▸ **WORK INSTRUCTIONS**:
Gather all lines in the data that hold the string "output".

Dataset records:
+ + + + +

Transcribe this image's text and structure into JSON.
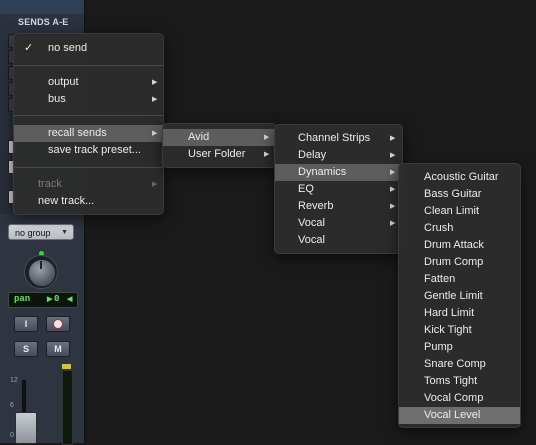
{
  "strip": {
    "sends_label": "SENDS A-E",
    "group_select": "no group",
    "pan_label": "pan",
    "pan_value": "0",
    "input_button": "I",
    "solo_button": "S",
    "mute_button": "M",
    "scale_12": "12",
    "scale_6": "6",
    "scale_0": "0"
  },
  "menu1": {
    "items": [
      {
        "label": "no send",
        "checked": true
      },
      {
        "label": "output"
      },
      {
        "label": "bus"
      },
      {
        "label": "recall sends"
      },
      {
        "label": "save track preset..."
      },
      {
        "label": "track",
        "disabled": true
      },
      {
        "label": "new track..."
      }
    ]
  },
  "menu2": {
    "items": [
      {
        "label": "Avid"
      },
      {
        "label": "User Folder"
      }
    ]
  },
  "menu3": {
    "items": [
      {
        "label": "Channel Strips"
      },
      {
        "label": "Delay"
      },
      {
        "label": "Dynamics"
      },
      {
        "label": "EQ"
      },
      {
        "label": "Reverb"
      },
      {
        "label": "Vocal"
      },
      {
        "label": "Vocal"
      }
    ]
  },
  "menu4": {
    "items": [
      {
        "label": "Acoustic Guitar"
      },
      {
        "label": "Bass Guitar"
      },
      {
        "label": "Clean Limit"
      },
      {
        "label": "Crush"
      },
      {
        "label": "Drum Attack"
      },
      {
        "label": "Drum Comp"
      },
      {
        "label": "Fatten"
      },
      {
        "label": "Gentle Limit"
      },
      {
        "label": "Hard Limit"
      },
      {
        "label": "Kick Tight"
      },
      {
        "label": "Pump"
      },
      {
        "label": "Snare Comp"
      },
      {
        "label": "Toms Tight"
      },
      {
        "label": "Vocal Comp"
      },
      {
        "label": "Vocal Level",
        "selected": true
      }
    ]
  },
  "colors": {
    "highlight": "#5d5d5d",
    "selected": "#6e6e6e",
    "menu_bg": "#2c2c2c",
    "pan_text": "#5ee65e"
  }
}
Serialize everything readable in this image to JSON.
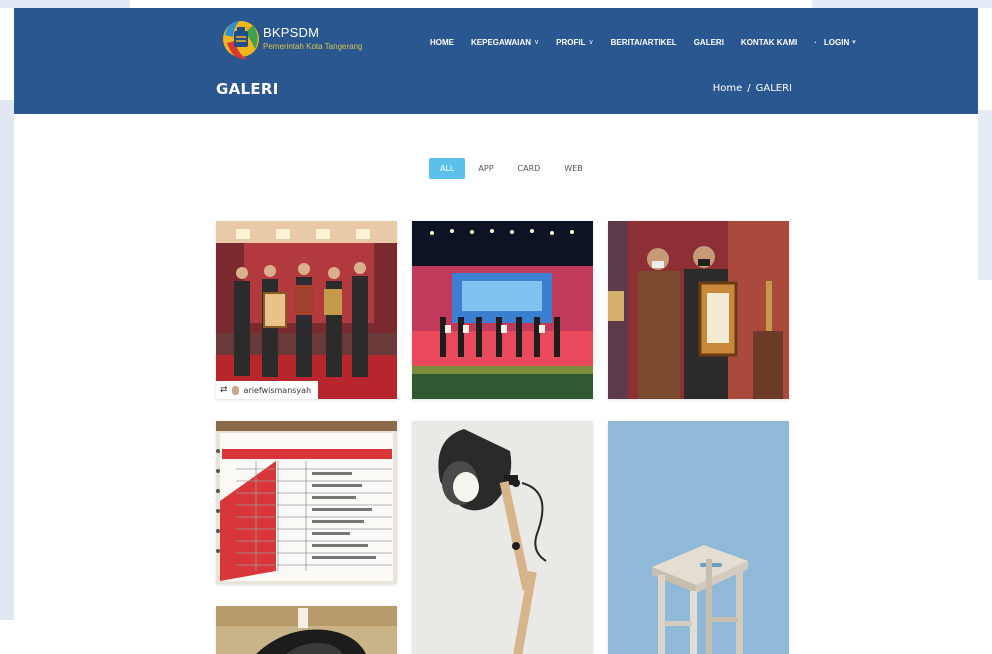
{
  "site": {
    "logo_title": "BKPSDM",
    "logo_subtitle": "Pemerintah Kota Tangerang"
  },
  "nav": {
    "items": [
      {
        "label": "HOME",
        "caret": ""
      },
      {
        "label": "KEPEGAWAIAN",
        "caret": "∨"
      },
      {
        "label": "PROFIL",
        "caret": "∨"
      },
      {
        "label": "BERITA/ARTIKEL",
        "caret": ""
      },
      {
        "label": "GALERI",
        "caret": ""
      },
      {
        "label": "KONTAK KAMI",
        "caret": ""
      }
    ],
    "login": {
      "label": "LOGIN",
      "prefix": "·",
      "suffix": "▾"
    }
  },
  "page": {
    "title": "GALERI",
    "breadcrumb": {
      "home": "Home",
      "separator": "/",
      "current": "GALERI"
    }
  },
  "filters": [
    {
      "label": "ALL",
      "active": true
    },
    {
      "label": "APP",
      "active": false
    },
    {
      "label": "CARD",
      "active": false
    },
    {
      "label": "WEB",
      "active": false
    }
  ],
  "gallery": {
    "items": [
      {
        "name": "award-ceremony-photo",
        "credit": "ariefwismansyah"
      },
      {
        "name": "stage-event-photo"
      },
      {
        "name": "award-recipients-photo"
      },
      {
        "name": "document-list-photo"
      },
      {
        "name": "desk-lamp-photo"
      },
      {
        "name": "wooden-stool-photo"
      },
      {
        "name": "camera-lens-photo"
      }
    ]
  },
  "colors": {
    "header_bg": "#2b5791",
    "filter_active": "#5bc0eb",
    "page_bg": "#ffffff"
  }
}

+ + + + +

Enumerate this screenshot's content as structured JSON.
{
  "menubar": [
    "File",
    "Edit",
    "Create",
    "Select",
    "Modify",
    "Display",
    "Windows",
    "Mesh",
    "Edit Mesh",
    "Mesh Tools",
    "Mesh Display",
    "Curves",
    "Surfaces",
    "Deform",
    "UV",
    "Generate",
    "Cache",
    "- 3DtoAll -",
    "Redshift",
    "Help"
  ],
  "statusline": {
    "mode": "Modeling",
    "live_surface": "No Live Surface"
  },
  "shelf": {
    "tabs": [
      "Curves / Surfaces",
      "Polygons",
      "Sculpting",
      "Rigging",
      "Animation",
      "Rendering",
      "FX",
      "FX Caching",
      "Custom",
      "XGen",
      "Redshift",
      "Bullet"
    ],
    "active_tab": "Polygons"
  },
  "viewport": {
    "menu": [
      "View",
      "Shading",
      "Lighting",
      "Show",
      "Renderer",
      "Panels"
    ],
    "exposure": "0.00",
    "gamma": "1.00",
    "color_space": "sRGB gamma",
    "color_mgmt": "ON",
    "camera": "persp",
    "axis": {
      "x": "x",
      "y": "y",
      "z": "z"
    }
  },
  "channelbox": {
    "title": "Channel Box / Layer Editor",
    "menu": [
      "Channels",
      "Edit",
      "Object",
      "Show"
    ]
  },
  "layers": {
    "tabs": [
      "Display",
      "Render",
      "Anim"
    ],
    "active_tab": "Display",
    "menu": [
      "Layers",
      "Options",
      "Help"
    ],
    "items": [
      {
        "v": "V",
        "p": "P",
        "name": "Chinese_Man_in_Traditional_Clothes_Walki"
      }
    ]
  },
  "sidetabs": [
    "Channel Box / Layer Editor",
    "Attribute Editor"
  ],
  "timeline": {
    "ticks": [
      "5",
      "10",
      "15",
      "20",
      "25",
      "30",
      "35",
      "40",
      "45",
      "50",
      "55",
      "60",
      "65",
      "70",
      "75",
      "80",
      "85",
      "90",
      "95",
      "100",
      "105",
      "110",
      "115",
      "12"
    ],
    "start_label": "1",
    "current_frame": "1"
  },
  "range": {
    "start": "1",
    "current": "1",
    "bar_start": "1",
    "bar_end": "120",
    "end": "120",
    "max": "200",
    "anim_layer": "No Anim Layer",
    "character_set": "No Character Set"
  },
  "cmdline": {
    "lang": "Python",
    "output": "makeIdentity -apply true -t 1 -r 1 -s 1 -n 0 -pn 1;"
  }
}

+ + + + +

▸ **ANSWER BELOW**:
        "label": "output"
    "output": "makeIdentity -apply true -t 1 -r 1 -s 1 -n 0 -pn 1;"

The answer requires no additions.